● Task description
The material below should be written out in full and exactly; pictures stay out of the copy.

Dataset items
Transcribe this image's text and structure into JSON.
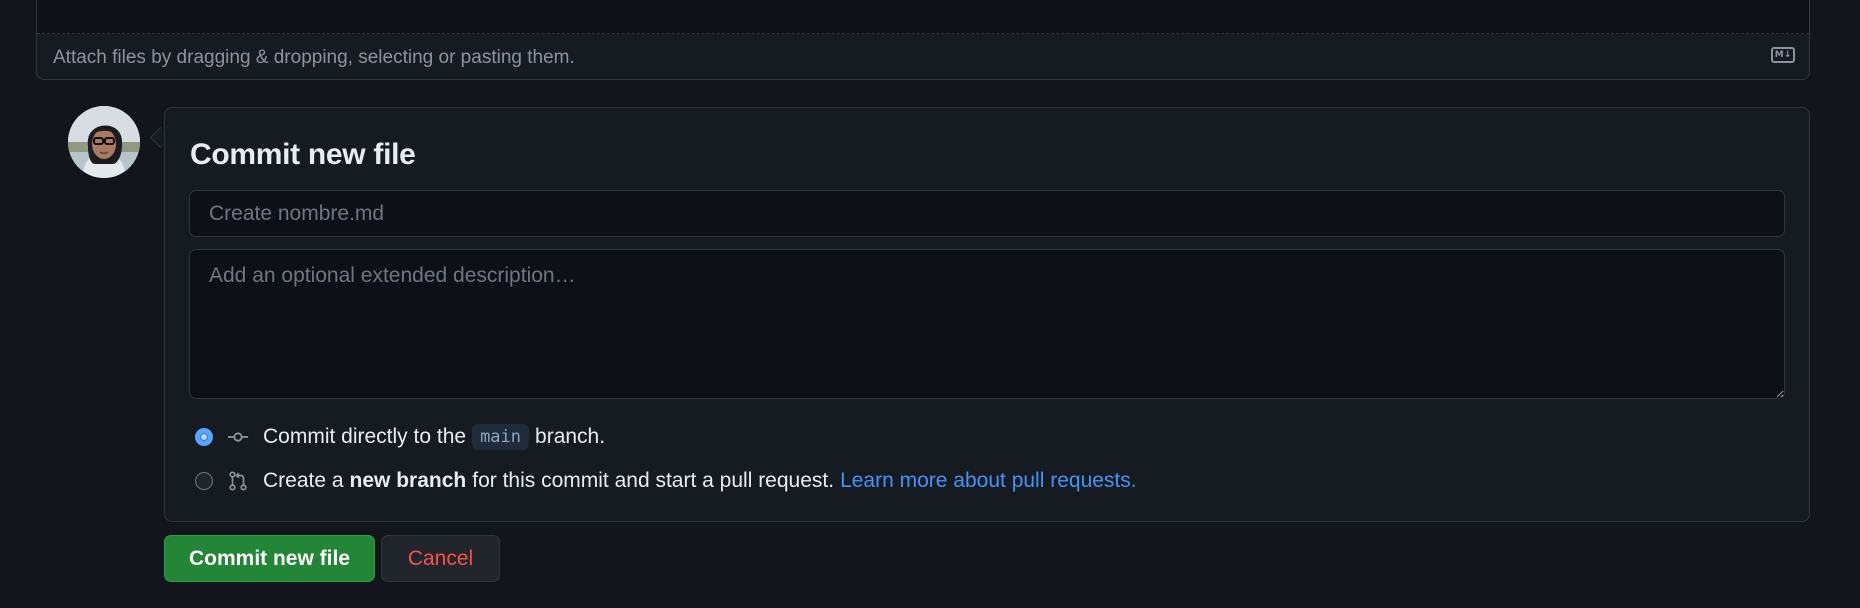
{
  "editor": {
    "attach_text": "Attach files by dragging & dropping, selecting or pasting them.",
    "markdown_icon": "markdown-icon"
  },
  "commit": {
    "title": "Commit new file",
    "summary_placeholder": "Create nombre.md",
    "summary_value": "",
    "description_placeholder": "Add an optional extended description…",
    "description_value": "",
    "option_direct": {
      "selected": true,
      "icon": "git-commit-icon",
      "text_before": "Commit directly to the",
      "branch": "main",
      "text_after": "branch."
    },
    "option_new_branch": {
      "selected": false,
      "icon": "git-pull-request-icon",
      "text_before": "Create a",
      "bold": "new branch",
      "text_after": "for this commit and start a pull request.",
      "link_text": "Learn more about pull requests."
    }
  },
  "buttons": {
    "commit_label": "Commit new file",
    "cancel_label": "Cancel"
  },
  "colors": {
    "background": "#13151c",
    "primary_button": "#238636",
    "cancel_text": "#f85149",
    "link": "#4493f8",
    "radio_selected": "#58a6ff"
  }
}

● Response to this task
Transcribe this image's text and structure into JSON.
{
  "editor": {
    "attach_text": "Attach files by dragging & dropping, selecting or pasting them.",
    "markdown_icon": "markdown-icon"
  },
  "commit": {
    "title": "Commit new file",
    "summary_placeholder": "Create nombre.md",
    "summary_value": "",
    "description_placeholder": "Add an optional extended description…",
    "description_value": "",
    "option_direct": {
      "selected": true,
      "icon": "git-commit-icon",
      "text_before": "Commit directly to the",
      "branch": "main",
      "text_after": "branch."
    },
    "option_new_branch": {
      "selected": false,
      "icon": "git-pull-request-icon",
      "text_before": "Create a",
      "bold": "new branch",
      "text_after": "for this commit and start a pull request.",
      "link_text": "Learn more about pull requests."
    }
  },
  "buttons": {
    "commit_label": "Commit new file",
    "cancel_label": "Cancel"
  },
  "colors": {
    "background": "#13151c",
    "primary_button": "#238636",
    "cancel_text": "#f85149",
    "link": "#4493f8",
    "radio_selected": "#58a6ff"
  }
}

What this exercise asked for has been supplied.